Transcribe the records below exactly, leaving out any pictures.

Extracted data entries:
####

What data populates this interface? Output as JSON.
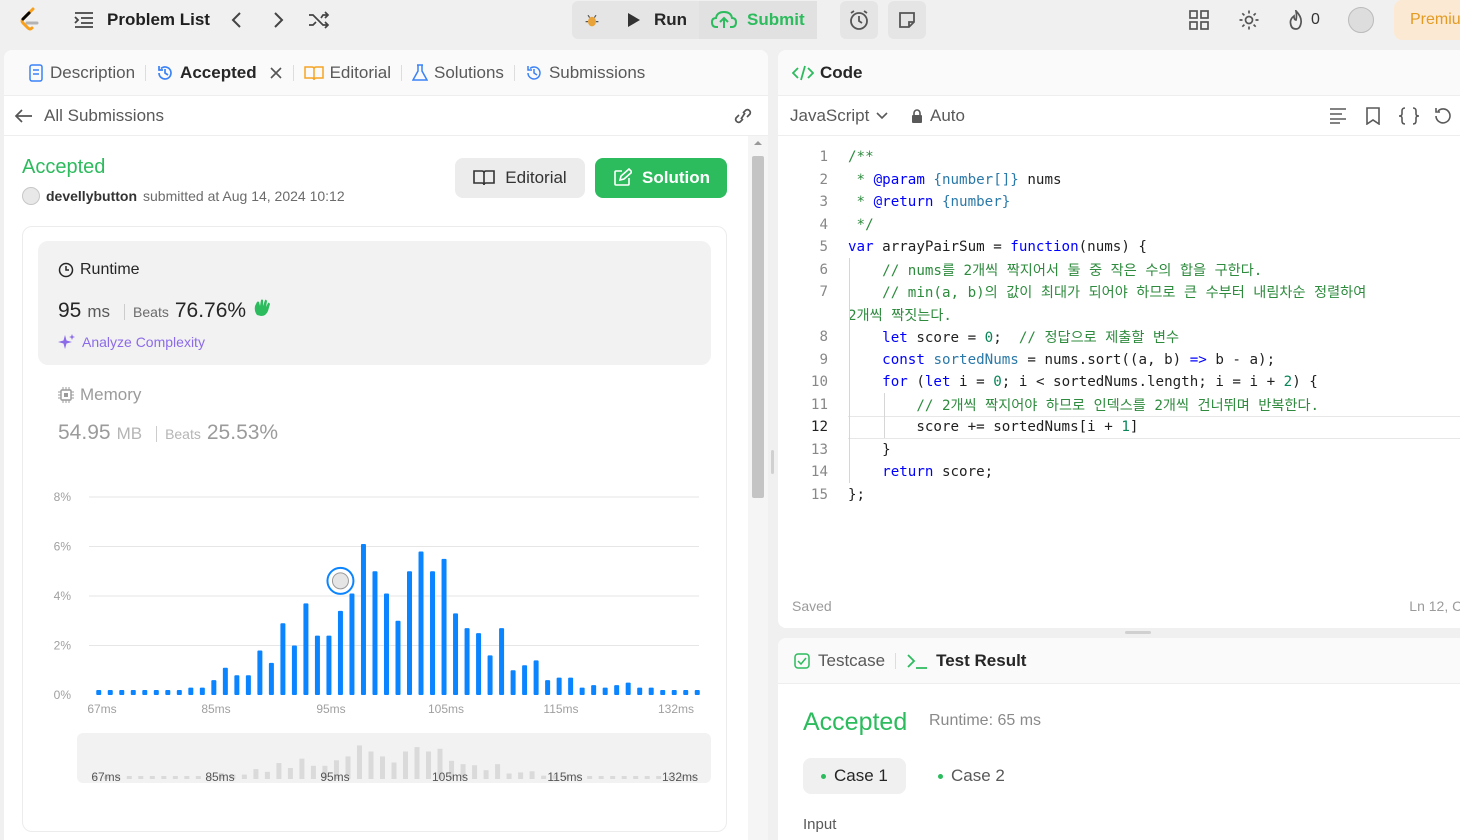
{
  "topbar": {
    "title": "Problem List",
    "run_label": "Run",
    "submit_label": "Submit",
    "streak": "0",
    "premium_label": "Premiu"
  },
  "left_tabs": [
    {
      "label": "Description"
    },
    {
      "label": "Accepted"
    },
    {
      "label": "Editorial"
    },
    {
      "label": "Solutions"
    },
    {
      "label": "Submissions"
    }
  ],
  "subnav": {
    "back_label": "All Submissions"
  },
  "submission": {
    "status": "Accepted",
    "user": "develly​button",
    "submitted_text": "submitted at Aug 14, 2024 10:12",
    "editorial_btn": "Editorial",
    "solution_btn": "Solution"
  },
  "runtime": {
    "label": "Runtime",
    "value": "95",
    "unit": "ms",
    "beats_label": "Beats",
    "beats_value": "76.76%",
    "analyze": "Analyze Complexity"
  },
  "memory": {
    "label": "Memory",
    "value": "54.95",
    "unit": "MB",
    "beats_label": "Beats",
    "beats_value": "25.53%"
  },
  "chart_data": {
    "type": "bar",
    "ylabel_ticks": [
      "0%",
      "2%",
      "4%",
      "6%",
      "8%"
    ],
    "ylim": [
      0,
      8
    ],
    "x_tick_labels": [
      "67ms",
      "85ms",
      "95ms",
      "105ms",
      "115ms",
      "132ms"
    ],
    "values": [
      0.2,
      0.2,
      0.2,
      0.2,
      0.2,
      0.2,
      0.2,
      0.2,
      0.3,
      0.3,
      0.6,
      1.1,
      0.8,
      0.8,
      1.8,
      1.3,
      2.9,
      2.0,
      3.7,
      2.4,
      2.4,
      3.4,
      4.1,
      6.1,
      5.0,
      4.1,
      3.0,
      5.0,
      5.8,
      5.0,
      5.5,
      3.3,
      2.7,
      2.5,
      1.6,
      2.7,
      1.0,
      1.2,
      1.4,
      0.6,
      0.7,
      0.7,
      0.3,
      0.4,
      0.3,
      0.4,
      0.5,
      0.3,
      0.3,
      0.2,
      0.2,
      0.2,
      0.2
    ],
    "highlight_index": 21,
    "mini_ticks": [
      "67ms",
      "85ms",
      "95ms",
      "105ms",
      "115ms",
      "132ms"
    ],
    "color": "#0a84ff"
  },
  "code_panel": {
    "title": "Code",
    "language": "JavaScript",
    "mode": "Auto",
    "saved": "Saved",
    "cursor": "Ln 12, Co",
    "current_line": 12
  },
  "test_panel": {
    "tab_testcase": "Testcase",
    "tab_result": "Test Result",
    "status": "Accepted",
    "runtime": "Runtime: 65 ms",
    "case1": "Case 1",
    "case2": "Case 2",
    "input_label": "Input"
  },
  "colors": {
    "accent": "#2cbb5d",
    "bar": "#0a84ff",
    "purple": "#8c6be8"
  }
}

####

RESPONSE TO THIS TASK:
What data populates this interface? Output as JSON.
{
  "topbar": {
    "title": "Problem List",
    "run_label": "Run",
    "submit_label": "Submit",
    "streak": "0",
    "premium_label": "Premiu"
  },
  "left_tabs": [
    {
      "label": "Description"
    },
    {
      "label": "Accepted"
    },
    {
      "label": "Editorial"
    },
    {
      "label": "Solutions"
    },
    {
      "label": "Submissions"
    }
  ],
  "subnav": {
    "back_label": "All Submissions"
  },
  "submission": {
    "status": "Accepted",
    "user": "develly​button",
    "submitted_text": "submitted at Aug 14, 2024 10:12",
    "editorial_btn": "Editorial",
    "solution_btn": "Solution"
  },
  "runtime": {
    "label": "Runtime",
    "value": "95",
    "unit": "ms",
    "beats_label": "Beats",
    "beats_value": "76.76%",
    "analyze": "Analyze Complexity"
  },
  "memory": {
    "label": "Memory",
    "value": "54.95",
    "unit": "MB",
    "beats_label": "Beats",
    "beats_value": "25.53%"
  },
  "chart_data": {
    "type": "bar",
    "ylabel_ticks": [
      "0%",
      "2%",
      "4%",
      "6%",
      "8%"
    ],
    "ylim": [
      0,
      8
    ],
    "x_tick_labels": [
      "67ms",
      "85ms",
      "95ms",
      "105ms",
      "115ms",
      "132ms"
    ],
    "values": [
      0.2,
      0.2,
      0.2,
      0.2,
      0.2,
      0.2,
      0.2,
      0.2,
      0.3,
      0.3,
      0.6,
      1.1,
      0.8,
      0.8,
      1.8,
      1.3,
      2.9,
      2.0,
      3.7,
      2.4,
      2.4,
      3.4,
      4.1,
      6.1,
      5.0,
      4.1,
      3.0,
      5.0,
      5.8,
      5.0,
      5.5,
      3.3,
      2.7,
      2.5,
      1.6,
      2.7,
      1.0,
      1.2,
      1.4,
      0.6,
      0.7,
      0.7,
      0.3,
      0.4,
      0.3,
      0.4,
      0.5,
      0.3,
      0.3,
      0.2,
      0.2,
      0.2,
      0.2
    ],
    "highlight_index": 21,
    "mini_ticks": [
      "67ms",
      "85ms",
      "95ms",
      "105ms",
      "115ms",
      "132ms"
    ],
    "color": "#0a84ff"
  },
  "code_panel": {
    "title": "Code",
    "language": "JavaScript",
    "mode": "Auto",
    "saved": "Saved",
    "cursor": "Ln 12, Co",
    "current_line": 12
  },
  "test_panel": {
    "tab_testcase": "Testcase",
    "tab_result": "Test Result",
    "status": "Accepted",
    "runtime": "Runtime: 65 ms",
    "case1": "Case 1",
    "case2": "Case 2",
    "input_label": "Input"
  },
  "colors": {
    "accent": "#2cbb5d",
    "bar": "#0a84ff",
    "purple": "#8c6be8"
  }
}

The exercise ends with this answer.